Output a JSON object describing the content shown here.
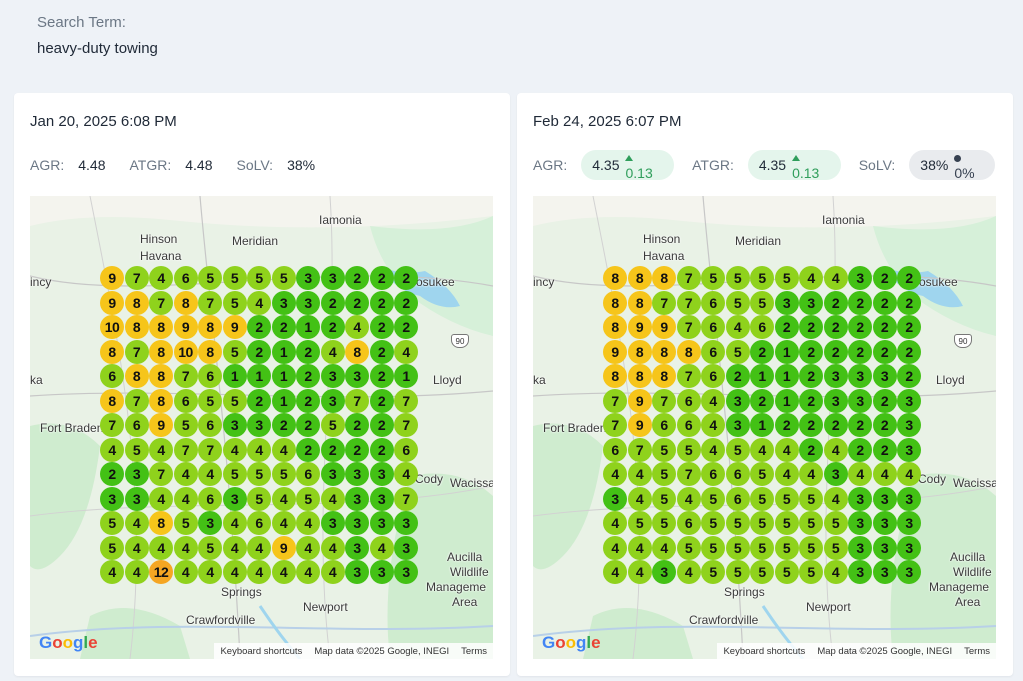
{
  "search": {
    "label": "Search Term:",
    "value": "heavy-duty towing"
  },
  "colors": {
    "green": "#43c115",
    "lime": "#8fd21c",
    "yellow": "#f6c51a",
    "orange": "#f5a623",
    "chip_green_bg": "#e4f5ec",
    "chip_gray_bg": "#e9ebee",
    "delta_up": "#2f9e5b"
  },
  "cards": [
    {
      "date": "Jan 20, 2025 6:08 PM",
      "agr_label": "AGR:",
      "agr": "4.48",
      "atgr_label": "ATGR:",
      "atgr": "4.48",
      "solv_label": "SoLV:",
      "solv": "38%",
      "grid": [
        [
          9,
          7,
          4,
          6,
          5,
          5,
          5,
          5,
          3,
          3,
          2,
          2,
          2
        ],
        [
          9,
          8,
          7,
          8,
          7,
          5,
          4,
          3,
          3,
          2,
          2,
          2,
          2
        ],
        [
          10,
          8,
          8,
          9,
          8,
          9,
          2,
          2,
          1,
          2,
          4,
          2,
          2
        ],
        [
          8,
          7,
          8,
          10,
          8,
          5,
          2,
          1,
          2,
          4,
          8,
          2,
          4
        ],
        [
          6,
          8,
          8,
          7,
          6,
          1,
          1,
          1,
          2,
          3,
          3,
          2,
          1
        ],
        [
          8,
          7,
          8,
          6,
          5,
          5,
          2,
          1,
          2,
          3,
          7,
          2,
          7
        ],
        [
          7,
          6,
          9,
          5,
          6,
          3,
          3,
          2,
          2,
          5,
          2,
          2,
          7
        ],
        [
          4,
          5,
          4,
          7,
          7,
          4,
          4,
          4,
          2,
          2,
          2,
          2,
          6
        ],
        [
          2,
          3,
          7,
          4,
          4,
          5,
          5,
          5,
          6,
          3,
          3,
          3,
          4
        ],
        [
          3,
          3,
          4,
          4,
          6,
          3,
          5,
          4,
          5,
          4,
          3,
          3,
          7
        ],
        [
          5,
          4,
          8,
          5,
          3,
          4,
          6,
          4,
          4,
          3,
          3,
          3,
          3
        ],
        [
          5,
          4,
          4,
          4,
          5,
          4,
          4,
          9,
          4,
          4,
          3,
          4,
          3
        ],
        [
          4,
          4,
          12,
          4,
          4,
          4,
          4,
          4,
          4,
          4,
          3,
          3,
          3
        ]
      ]
    },
    {
      "date": "Feb 24, 2025 6:07 PM",
      "agr_label": "AGR:",
      "agr": "4.35",
      "agr_delta": "0.13",
      "atgr_label": "ATGR:",
      "atgr": "4.35",
      "atgr_delta": "0.13",
      "solv_label": "SoLV:",
      "solv": "38%",
      "solv_delta": "0%",
      "grid": [
        [
          8,
          8,
          8,
          7,
          5,
          5,
          5,
          5,
          4,
          4,
          3,
          2,
          2
        ],
        [
          8,
          8,
          7,
          7,
          6,
          5,
          5,
          3,
          3,
          2,
          2,
          2,
          2
        ],
        [
          8,
          9,
          9,
          7,
          6,
          4,
          6,
          2,
          2,
          2,
          2,
          2,
          2
        ],
        [
          9,
          8,
          8,
          8,
          6,
          5,
          2,
          1,
          2,
          2,
          2,
          2,
          2
        ],
        [
          8,
          8,
          8,
          7,
          6,
          2,
          1,
          1,
          2,
          3,
          3,
          3,
          2
        ],
        [
          7,
          9,
          7,
          6,
          4,
          3,
          2,
          1,
          2,
          3,
          3,
          2,
          3
        ],
        [
          7,
          9,
          6,
          6,
          4,
          3,
          1,
          2,
          2,
          2,
          2,
          2,
          3
        ],
        [
          6,
          7,
          5,
          5,
          4,
          5,
          4,
          4,
          2,
          4,
          2,
          2,
          3
        ],
        [
          4,
          4,
          5,
          7,
          6,
          6,
          5,
          4,
          4,
          3,
          4,
          4,
          4
        ],
        [
          3,
          4,
          5,
          4,
          5,
          6,
          5,
          5,
          5,
          4,
          3,
          3,
          3
        ],
        [
          4,
          5,
          5,
          6,
          5,
          5,
          5,
          5,
          5,
          5,
          3,
          3,
          3
        ],
        [
          4,
          4,
          4,
          5,
          5,
          5,
          5,
          5,
          5,
          5,
          3,
          3,
          3
        ],
        [
          4,
          4,
          3,
          4,
          5,
          5,
          5,
          5,
          5,
          4,
          3,
          3,
          3
        ]
      ]
    }
  ],
  "map": {
    "places": [
      "Iamonia",
      "Hinson",
      "Havana",
      "Meridian",
      "incy",
      "ccosukee",
      "ka",
      "Lloyd",
      "Fort Braden",
      "Wacissa",
      "Aucilla",
      "Wildlife",
      "Manageme",
      "Area",
      "Springs",
      "Newport",
      "Crawfordville",
      "Cody"
    ],
    "highway": "90",
    "google": "Google",
    "attrib": {
      "shortcuts": "Keyboard shortcuts",
      "data": "Map data ©2025 Google, INEGI",
      "terms": "Terms"
    }
  }
}
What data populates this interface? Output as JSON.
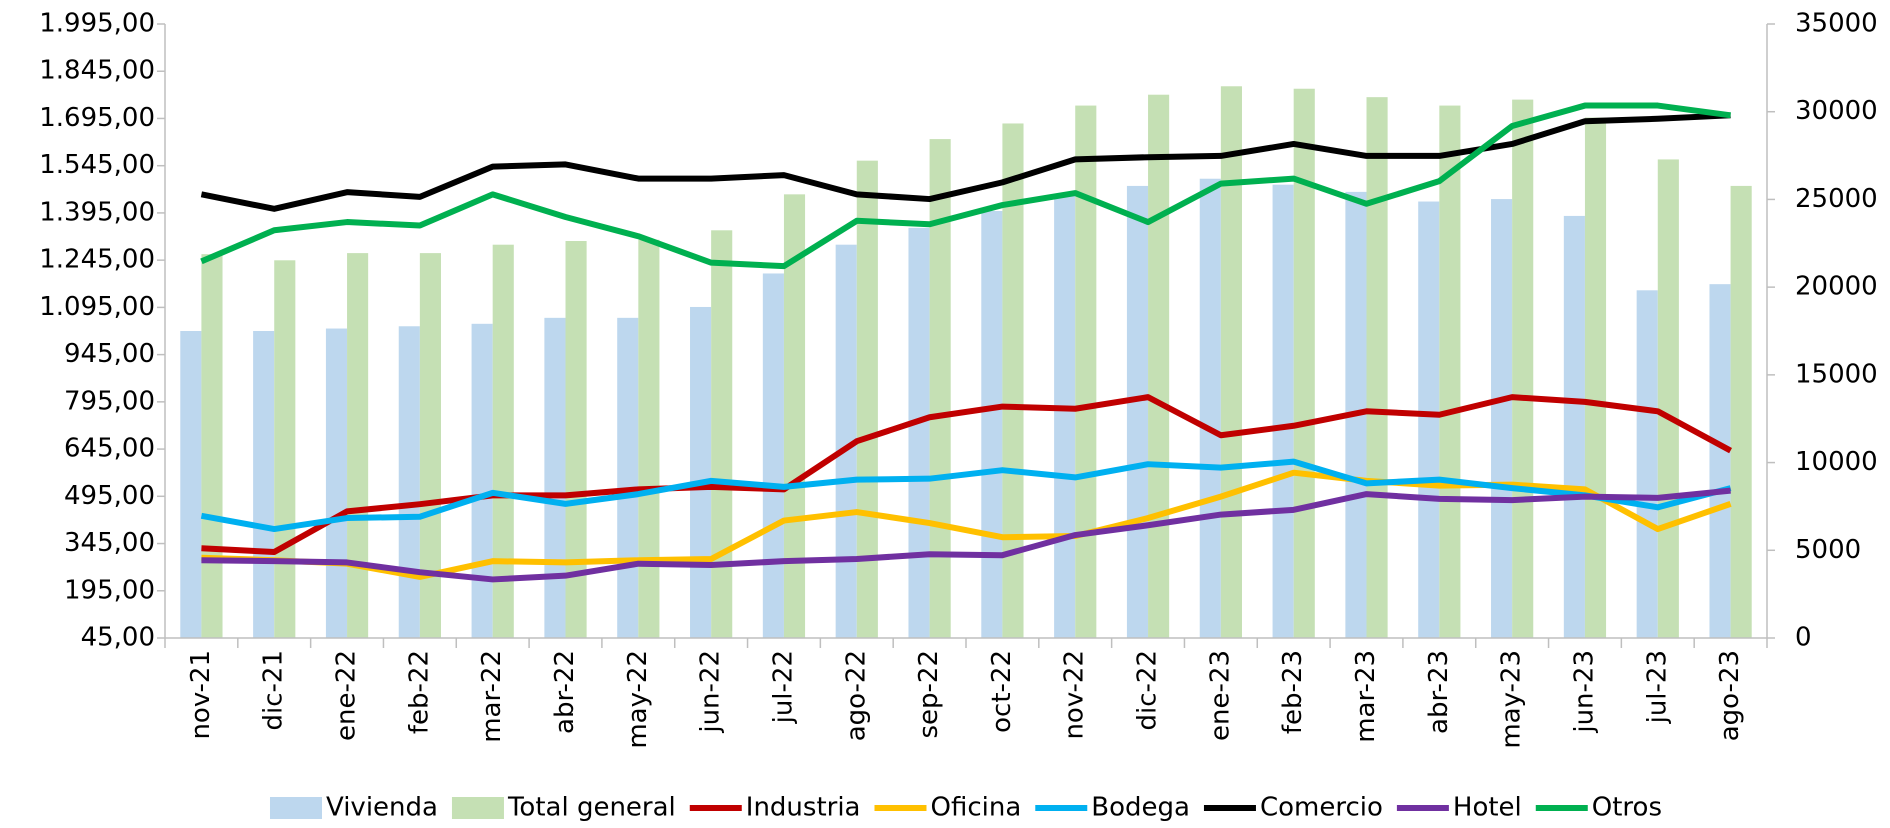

========================

Every record is to be reproduced exactly, with no pictures included.

Output a JSON object describing the content shown here.
{
  "search": {
    "label": "Search Term:",
    "value": "heavy-duty towing"
  },
  "colors": {
    "green": "#43c115",
    "lime": "#8fd21c",
    "yellow": "#f6c51a",
    "orange": "#f5a623",
    "chip_green_bg": "#e4f5ec",
    "chip_gray_bg": "#e9ebee",
    "delta_up": "#2f9e5b"
  },
  "cards": [
    {
      "date": "Jan 20, 2025 6:08 PM",
      "agr_label": "AGR:",
      "agr": "4.48",
      "atgr_label": "ATGR:",
      "atgr": "4.48",
      "solv_label": "SoLV:",
      "solv": "38%",
      "grid": [
        [
          9,
          7,
          4,
          6,
          5,
          5,
          5,
          5,
          3,
          3,
          2,
          2,
          2
        ],
        [
          9,
          8,
          7,
          8,
          7,
          5,
          4,
          3,
          3,
          2,
          2,
          2,
          2
        ],
        [
          10,
          8,
          8,
          9,
          8,
          9,
          2,
          2,
          1,
          2,
          4,
          2,
          2
        ],
        [
          8,
          7,
          8,
          10,
          8,
          5,
          2,
          1,
          2,
          4,
          8,
          2,
          4
        ],
        [
          6,
          8,
          8,
          7,
          6,
          1,
          1,
          1,
          2,
          3,
          3,
          2,
          1
        ],
        [
          8,
          7,
          8,
          6,
          5,
          5,
          2,
          1,
          2,
          3,
          7,
          2,
          7
        ],
        [
          7,
          6,
          9,
          5,
          6,
          3,
          3,
          2,
          2,
          5,
          2,
          2,
          7
        ],
        [
          4,
          5,
          4,
          7,
          7,
          4,
          4,
          4,
          2,
          2,
          2,
          2,
          6
        ],
        [
          2,
          3,
          7,
          4,
          4,
          5,
          5,
          5,
          6,
          3,
          3,
          3,
          4
        ],
        [
          3,
          3,
          4,
          4,
          6,
          3,
          5,
          4,
          5,
          4,
          3,
          3,
          7
        ],
        [
          5,
          4,
          8,
          5,
          3,
          4,
          6,
          4,
          4,
          3,
          3,
          3,
          3
        ],
        [
          5,
          4,
          4,
          4,
          5,
          4,
          4,
          9,
          4,
          4,
          3,
          4,
          3
        ],
        [
          4,
          4,
          12,
          4,
          4,
          4,
          4,
          4,
          4,
          4,
          3,
          3,
          3
        ]
      ]
    },
    {
      "date": "Feb 24, 2025 6:07 PM",
      "agr_label": "AGR:",
      "agr": "4.35",
      "agr_delta": "0.13",
      "atgr_label": "ATGR:",
      "atgr": "4.35",
      "atgr_delta": "0.13",
      "solv_label": "SoLV:",
      "solv": "38%",
      "solv_delta": "0%",
      "grid": [
        [
          8,
          8,
          8,
          7,
          5,
          5,
          5,
          5,
          4,
          4,
          3,
          2,
          2
        ],
        [
          8,
          8,
          7,
          7,
          6,
          5,
          5,
          3,
          3,
          2,
          2,
          2,
          2
        ],
        [
          8,
          9,
          9,
          7,
          6,
          4,
          6,
          2,
          2,
          2,
          2,
          2,
          2
        ],
        [
          9,
          8,
          8,
          8,
          6,
          5,
          2,
          1,
          2,
          2,
          2,
          2,
          2
        ],
        [
          8,
          8,
          8,
          7,
          6,
          2,
          1,
          1,
          2,
          3,
          3,
          3,
          2
        ],
        [
          7,
          9,
          7,
          6,
          4,
          3,
          2,
          1,
          2,
          3,
          3,
          2,
          3
        ],
        [
          7,
          9,
          6,
          6,
          4,
          3,
          1,
          2,
          2,
          2,
          2,
          2,
          3
        ],
        [
          6,
          7,
          5,
          5,
          4,
          5,
          4,
          4,
          2,
          4,
          2,
          2,
          3
        ],
        [
          4,
          4,
          5,
          7,
          6,
          6,
          5,
          4,
          4,
          3,
          4,
          4,
          4
        ],
        [
          3,
          4,
          5,
          4,
          5,
          6,
          5,
          5,
          5,
          4,
          3,
          3,
          3
        ],
        [
          4,
          5,
          5,
          6,
          5,
          5,
          5,
          5,
          5,
          5,
          3,
          3,
          3
        ],
        [
          4,
          4,
          4,
          5,
          5,
          5,
          5,
          5,
          5,
          5,
          3,
          3,
          3
        ],
        [
          4,
          4,
          3,
          4,
          5,
          5,
          5,
          5,
          5,
          4,
          3,
          3,
          3
        ]
      ]
    }
  ],
  "map": {
    "places": [
      "Iamonia",
      "Hinson",
      "Havana",
      "Meridian",
      "incy",
      "ccosukee",
      "ka",
      "Lloyd",
      "Fort Braden",
      "Wacissa",
      "Aucilla",
      "Wildlife",
      "Manageme",
      "Area",
      "Springs",
      "Newport",
      "Crawfordville",
      "Cody"
    ],
    "highway": "90",
    "google": "Google",
    "attrib": {
      "shortcuts": "Keyboard shortcuts",
      "data": "Map data ©2025 Google, INEGI",
      "terms": "Terms"
    }
  }
}
What data populates this interface? Output as JSON.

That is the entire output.